Source document
----------------------------------------

The AMA and STEPS Forward module (stepsforward.org) on physician depression and suicide reports that female physicians commit suicide at a 130 percent higher rate, and males at 40 percent higher rate, than that of the general population for each gender.
Those statistics alone make burnout a problem in dire need of fixing.
Fixing the problem
Alleviating physician burnout is a complex challenge. Survey respondents cited more pay, fewer hours and patients, and fewer government regulations as key.
Early detection can also help. Farcy, who has been supervising residents in emergency medicine for 12 years, has seen and addressed depression and burnout in others.
The early signs, he says, are “less involvement, less caring, and negative comments in a person who used to be very positive.”
Addressing physician burnout, however, comes with its own land mines. Sometimes when a physician who is depressed or approaching burnout speaks to their supervisor about the issue, the physician is forced to stop working or see a psychiatrist in order to be cleared to go back to work.
“Too often, this adds to the stress by causing a new burden on the physician,” Farcy says.
And when a colleague has moved beyond burnout to something deeper, expressing concern may not be enough. “By the time a doctor is in the early stages of depression, it is harder to get them involved in resilience,” says Farcy.
“Telling them you need to go work out, do yoga, drink less, spend more time with your loved ones, etc., too often falls on deaf ears. The physician may hear it but won’t change or do these things because of their underlying depressive state.”
The best answer may be in fostering a community that’s open to discussing burnout. Farcy says physicians need to feel free to talk openly, in a safe place, without being labeled as weak.

----------------------------------------

Record extracts
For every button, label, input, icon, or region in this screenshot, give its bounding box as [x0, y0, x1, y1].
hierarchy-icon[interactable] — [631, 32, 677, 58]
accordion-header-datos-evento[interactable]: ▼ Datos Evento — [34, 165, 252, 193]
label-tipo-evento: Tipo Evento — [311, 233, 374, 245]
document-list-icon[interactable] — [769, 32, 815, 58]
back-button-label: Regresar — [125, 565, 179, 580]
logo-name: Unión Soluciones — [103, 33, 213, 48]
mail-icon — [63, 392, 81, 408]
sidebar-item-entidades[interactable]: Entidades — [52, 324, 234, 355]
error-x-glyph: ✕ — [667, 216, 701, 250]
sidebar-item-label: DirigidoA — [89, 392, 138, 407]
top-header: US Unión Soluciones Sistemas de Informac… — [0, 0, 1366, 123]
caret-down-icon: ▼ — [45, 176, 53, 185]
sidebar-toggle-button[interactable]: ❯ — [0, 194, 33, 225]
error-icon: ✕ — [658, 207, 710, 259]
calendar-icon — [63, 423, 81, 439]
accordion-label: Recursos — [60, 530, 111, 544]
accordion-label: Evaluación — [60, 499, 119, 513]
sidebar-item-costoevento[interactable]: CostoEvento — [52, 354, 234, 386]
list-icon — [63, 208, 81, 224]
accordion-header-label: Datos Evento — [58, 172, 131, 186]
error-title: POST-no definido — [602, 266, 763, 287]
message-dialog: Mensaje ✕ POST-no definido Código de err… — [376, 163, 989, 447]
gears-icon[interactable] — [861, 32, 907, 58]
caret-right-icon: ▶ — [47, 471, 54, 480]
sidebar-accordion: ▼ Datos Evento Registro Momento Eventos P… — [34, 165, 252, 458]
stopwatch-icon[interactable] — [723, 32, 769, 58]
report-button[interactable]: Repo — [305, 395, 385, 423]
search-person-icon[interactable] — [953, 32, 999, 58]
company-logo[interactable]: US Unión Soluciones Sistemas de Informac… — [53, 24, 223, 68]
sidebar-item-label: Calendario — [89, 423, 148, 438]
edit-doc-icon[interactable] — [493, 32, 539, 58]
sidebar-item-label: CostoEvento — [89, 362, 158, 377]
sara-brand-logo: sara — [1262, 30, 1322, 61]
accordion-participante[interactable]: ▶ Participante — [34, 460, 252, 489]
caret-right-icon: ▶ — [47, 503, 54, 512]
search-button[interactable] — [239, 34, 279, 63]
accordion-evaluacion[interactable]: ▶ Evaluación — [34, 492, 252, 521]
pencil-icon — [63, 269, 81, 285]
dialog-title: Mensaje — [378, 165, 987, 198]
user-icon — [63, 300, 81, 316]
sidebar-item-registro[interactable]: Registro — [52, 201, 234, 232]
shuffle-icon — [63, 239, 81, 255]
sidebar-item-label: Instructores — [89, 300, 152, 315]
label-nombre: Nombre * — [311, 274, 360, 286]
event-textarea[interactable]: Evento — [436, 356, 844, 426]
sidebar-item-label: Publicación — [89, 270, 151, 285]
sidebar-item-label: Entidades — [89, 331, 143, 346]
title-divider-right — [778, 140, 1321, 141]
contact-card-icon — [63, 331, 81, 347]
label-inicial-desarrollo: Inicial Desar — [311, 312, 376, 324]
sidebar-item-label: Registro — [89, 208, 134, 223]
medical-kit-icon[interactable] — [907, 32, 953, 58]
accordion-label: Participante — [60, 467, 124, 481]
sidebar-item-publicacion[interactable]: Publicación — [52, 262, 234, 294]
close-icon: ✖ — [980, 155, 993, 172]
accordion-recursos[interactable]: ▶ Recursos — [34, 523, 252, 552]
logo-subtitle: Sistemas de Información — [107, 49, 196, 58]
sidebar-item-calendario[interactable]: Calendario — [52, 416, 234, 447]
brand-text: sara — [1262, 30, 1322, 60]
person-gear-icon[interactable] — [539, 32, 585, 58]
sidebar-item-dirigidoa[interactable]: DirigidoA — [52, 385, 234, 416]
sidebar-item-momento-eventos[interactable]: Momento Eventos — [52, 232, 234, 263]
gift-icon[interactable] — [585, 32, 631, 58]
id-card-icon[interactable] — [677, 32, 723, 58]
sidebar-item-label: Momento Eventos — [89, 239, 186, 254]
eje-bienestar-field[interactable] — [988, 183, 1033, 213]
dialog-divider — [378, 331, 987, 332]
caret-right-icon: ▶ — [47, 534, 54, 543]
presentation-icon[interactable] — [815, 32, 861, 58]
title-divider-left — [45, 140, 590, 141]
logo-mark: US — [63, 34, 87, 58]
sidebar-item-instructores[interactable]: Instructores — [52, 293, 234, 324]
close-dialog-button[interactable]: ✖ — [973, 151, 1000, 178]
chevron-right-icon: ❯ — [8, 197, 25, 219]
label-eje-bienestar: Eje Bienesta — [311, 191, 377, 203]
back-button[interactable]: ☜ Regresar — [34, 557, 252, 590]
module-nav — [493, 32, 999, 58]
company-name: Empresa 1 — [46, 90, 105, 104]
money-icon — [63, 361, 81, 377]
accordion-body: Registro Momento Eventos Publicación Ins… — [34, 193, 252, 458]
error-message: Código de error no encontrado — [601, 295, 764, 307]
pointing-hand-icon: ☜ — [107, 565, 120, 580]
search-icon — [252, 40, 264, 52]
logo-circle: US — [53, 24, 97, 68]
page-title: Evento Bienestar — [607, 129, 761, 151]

----------------------------------------

Task instructions
A - In the article on physician burnout, why does advice like working out or spending more time with loved ones often fail to reach a doctor in the early stages of depression? Answer in one to three sentences.
B - Answer these questions from the article on physician burnout:
(i) How much higher is the suicide rate of female physicians than that of women in the general population?
(ii) For how many years has Farcy been supervising residents in emergency medicine?
(iii) What does Farcy say physicians need in order to talk openly about burnout?

Answers to the tasks
A - The doctor may hear the advice but won't follow it because of their underlying depressive state. By that stage, it is harder to get them involved in resilience.

B -
(i) It is 130 percent higher.
(ii) He has supervised them for 12 years.
(iii) They need to feel free to talk openly, in a safe place, without being labeled as weak.